>> Begin Supplied material
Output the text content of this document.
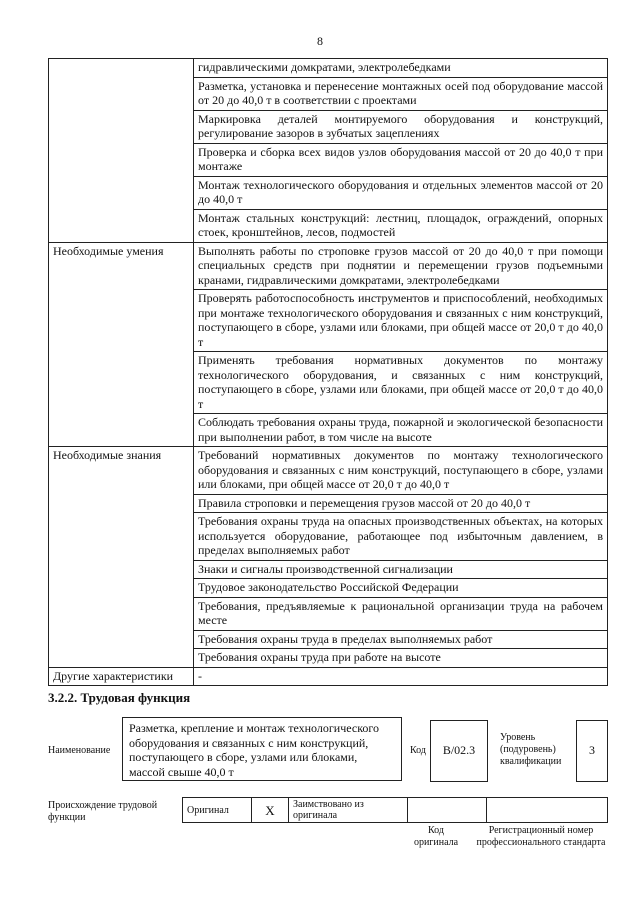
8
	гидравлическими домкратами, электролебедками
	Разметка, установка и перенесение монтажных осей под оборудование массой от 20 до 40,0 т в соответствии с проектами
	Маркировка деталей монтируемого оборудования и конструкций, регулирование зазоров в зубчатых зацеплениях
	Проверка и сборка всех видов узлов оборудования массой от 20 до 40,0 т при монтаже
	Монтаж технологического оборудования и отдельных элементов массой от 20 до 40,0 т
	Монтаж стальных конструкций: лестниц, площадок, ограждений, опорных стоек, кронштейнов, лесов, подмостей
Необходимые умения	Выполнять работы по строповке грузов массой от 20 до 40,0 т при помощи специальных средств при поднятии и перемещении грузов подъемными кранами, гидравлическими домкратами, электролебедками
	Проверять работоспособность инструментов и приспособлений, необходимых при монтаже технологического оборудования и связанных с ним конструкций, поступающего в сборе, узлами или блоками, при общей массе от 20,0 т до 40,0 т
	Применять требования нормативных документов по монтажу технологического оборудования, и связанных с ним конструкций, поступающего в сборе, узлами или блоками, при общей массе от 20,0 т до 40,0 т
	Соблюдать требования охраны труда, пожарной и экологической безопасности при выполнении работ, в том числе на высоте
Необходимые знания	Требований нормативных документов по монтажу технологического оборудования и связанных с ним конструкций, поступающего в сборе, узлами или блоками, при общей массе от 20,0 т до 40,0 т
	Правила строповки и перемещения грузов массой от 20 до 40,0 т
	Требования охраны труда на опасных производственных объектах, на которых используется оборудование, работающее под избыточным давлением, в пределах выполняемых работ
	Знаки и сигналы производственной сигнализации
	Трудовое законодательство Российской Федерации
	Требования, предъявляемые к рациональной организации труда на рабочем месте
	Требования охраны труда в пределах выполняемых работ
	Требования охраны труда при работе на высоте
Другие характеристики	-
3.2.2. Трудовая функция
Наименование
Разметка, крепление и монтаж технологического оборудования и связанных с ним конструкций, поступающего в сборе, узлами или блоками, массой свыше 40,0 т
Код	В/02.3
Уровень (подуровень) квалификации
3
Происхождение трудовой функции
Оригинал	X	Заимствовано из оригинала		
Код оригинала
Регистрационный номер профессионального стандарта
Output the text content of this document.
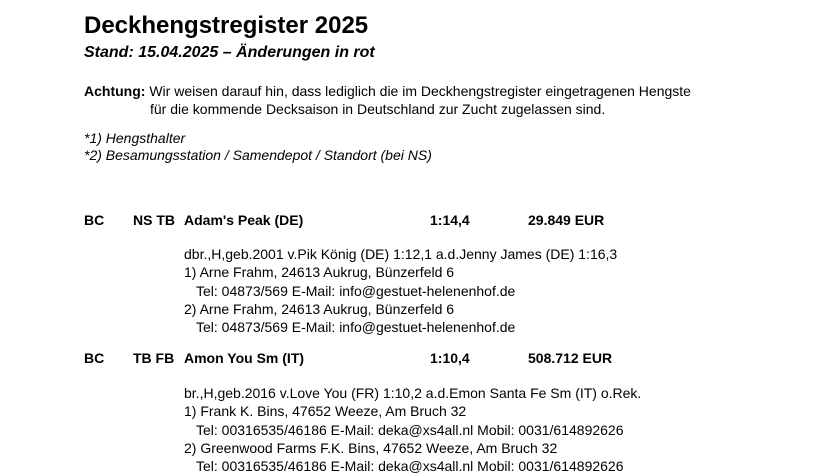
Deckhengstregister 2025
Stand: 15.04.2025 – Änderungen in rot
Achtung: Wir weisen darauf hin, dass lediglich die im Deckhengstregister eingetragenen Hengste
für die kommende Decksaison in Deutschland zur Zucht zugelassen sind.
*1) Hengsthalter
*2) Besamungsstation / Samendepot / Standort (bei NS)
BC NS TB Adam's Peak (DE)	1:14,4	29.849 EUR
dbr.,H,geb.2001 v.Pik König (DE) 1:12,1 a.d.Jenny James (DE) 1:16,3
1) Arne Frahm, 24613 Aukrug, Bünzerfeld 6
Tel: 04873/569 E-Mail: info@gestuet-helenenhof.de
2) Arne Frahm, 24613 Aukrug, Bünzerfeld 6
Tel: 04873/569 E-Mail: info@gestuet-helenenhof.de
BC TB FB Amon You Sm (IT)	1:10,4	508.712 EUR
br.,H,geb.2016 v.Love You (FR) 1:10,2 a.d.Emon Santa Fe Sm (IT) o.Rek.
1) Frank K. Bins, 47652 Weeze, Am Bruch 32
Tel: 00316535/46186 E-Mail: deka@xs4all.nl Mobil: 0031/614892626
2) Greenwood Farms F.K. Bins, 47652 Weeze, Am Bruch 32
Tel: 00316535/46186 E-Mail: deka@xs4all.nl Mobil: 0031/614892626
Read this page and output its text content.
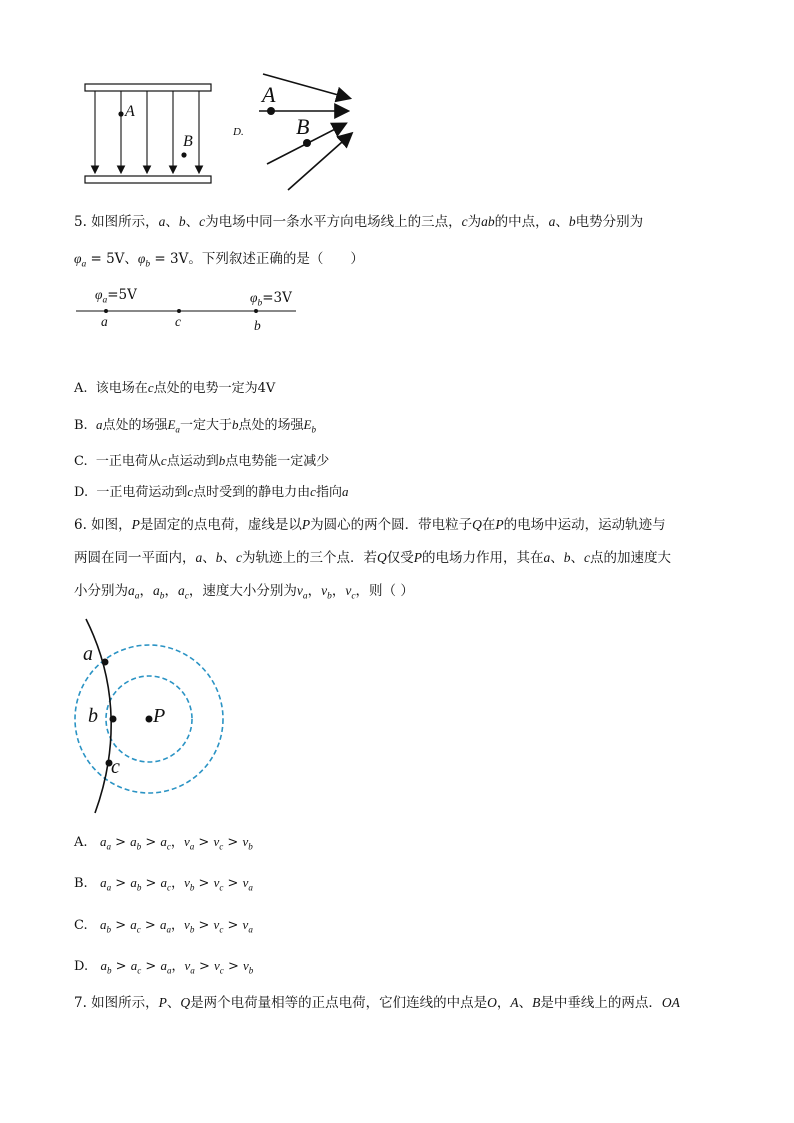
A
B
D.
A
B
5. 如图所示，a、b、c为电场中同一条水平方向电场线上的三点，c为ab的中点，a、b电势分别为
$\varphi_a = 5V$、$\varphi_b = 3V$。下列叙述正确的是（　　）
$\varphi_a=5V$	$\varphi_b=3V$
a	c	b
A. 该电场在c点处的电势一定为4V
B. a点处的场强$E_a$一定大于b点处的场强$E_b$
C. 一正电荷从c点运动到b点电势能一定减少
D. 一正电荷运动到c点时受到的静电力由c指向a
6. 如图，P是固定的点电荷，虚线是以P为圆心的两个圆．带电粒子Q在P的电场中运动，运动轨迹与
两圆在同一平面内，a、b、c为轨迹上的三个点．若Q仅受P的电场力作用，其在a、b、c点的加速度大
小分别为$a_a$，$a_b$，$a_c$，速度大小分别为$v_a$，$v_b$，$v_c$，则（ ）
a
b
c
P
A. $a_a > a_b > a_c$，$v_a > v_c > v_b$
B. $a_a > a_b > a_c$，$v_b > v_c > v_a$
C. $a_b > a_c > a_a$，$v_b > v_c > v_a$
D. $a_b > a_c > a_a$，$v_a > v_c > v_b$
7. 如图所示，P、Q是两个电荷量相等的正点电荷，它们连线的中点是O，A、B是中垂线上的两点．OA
>> End Supplied material
>> Begin Supplied material
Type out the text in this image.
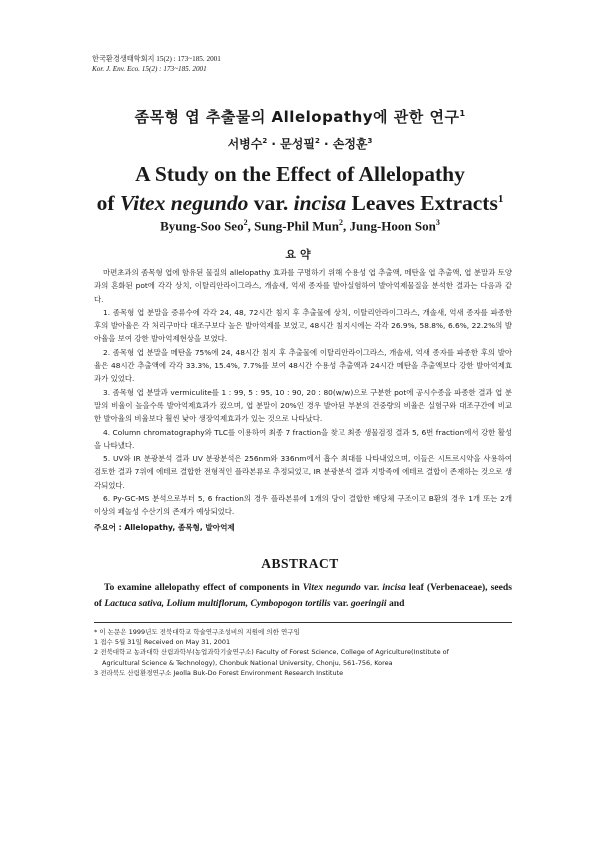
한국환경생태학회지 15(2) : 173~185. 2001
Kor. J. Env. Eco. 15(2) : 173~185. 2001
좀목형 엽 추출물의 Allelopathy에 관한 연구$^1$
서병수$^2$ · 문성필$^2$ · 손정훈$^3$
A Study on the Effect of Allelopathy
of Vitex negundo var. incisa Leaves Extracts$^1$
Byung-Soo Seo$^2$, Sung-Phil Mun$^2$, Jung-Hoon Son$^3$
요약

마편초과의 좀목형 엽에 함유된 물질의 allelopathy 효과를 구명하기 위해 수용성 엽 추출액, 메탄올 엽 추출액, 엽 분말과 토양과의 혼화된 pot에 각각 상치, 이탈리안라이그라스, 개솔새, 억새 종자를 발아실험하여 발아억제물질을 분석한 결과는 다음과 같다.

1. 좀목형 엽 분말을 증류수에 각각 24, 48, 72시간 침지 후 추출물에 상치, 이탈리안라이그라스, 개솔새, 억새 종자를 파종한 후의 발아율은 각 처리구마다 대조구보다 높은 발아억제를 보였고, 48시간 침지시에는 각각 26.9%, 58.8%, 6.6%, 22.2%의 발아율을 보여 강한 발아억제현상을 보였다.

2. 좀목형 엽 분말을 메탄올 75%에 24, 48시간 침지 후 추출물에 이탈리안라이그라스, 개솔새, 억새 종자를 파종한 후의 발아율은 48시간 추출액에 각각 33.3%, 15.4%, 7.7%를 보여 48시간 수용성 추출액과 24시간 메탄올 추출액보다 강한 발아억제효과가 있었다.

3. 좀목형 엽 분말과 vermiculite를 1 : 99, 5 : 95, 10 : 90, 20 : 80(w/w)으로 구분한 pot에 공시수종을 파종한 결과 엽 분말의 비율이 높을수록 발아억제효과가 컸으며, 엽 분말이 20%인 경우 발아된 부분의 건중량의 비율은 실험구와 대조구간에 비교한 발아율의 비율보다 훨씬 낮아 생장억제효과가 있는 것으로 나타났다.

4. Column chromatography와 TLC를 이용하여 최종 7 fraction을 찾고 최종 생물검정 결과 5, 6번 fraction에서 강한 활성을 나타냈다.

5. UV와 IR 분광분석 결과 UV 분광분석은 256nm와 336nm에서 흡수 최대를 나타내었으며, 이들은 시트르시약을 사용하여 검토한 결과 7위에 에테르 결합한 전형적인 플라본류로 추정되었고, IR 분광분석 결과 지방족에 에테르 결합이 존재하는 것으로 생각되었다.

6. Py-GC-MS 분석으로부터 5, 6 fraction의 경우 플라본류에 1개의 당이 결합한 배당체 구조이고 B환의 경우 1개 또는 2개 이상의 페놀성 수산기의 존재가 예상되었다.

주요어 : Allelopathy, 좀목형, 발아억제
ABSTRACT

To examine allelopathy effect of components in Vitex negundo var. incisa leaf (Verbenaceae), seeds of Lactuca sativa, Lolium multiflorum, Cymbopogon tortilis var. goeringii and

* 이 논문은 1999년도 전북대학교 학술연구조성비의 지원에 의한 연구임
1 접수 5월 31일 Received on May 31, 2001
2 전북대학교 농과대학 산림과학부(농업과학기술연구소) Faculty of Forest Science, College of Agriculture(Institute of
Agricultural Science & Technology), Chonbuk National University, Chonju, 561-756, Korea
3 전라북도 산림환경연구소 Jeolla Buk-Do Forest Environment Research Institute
>> End Supplied material
>> Begin Supplied material
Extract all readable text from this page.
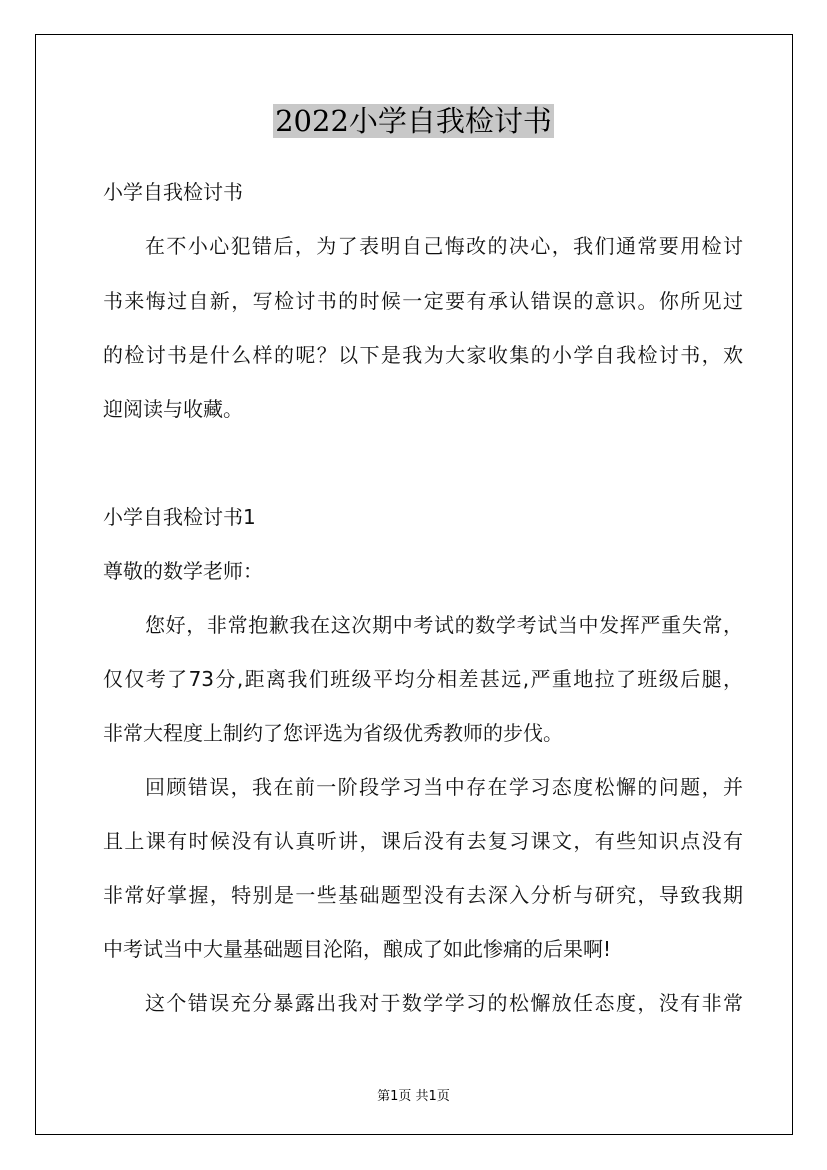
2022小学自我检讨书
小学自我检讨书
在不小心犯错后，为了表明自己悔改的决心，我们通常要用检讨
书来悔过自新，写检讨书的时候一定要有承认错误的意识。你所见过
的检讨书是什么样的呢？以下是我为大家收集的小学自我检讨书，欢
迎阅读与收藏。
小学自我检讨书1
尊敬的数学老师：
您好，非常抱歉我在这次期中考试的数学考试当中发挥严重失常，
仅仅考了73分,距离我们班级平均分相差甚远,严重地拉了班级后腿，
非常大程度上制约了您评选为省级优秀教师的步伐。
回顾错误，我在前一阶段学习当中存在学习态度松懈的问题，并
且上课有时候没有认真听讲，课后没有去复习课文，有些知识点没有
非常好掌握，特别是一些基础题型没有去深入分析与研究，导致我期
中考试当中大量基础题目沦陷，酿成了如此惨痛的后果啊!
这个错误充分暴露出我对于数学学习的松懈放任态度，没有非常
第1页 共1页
>> End Supplied material
- What to produce:
Copy out every line from the data above that has "발아억제효과가" in it.

- Completed task:
2. 좀목형 엽 분말을 메탄올 75%에 24, 48시간 침지 후 추출물에 이탈리안라이그라스, 개솔새, 억새 종자를 파종한 후의 발아율은 48시간 추출액에 각각 33.3%, 15.4%, 7.7%를 보여 48시간 수용성 추출액과 24시간 메탄올 추출액보다 강한 발아억제효과가 있었다.
3. 좀목형 엽 분말과 vermiculite를 1 : 99, 5 : 95, 10 : 90, 20 : 80(w/w)으로 구분한 pot에 공시수종을 파종한 결과 엽 분말의 비율이 높을수록 발아억제효과가 컸으며, 엽 분말이 20%인 경우 발아된 부분의 건중량의 비율은 실험구와 대조구간에 비교한 발아율의 비율보다 훨씬 낮아 생장억제효과가 있는 것으로 나타났다.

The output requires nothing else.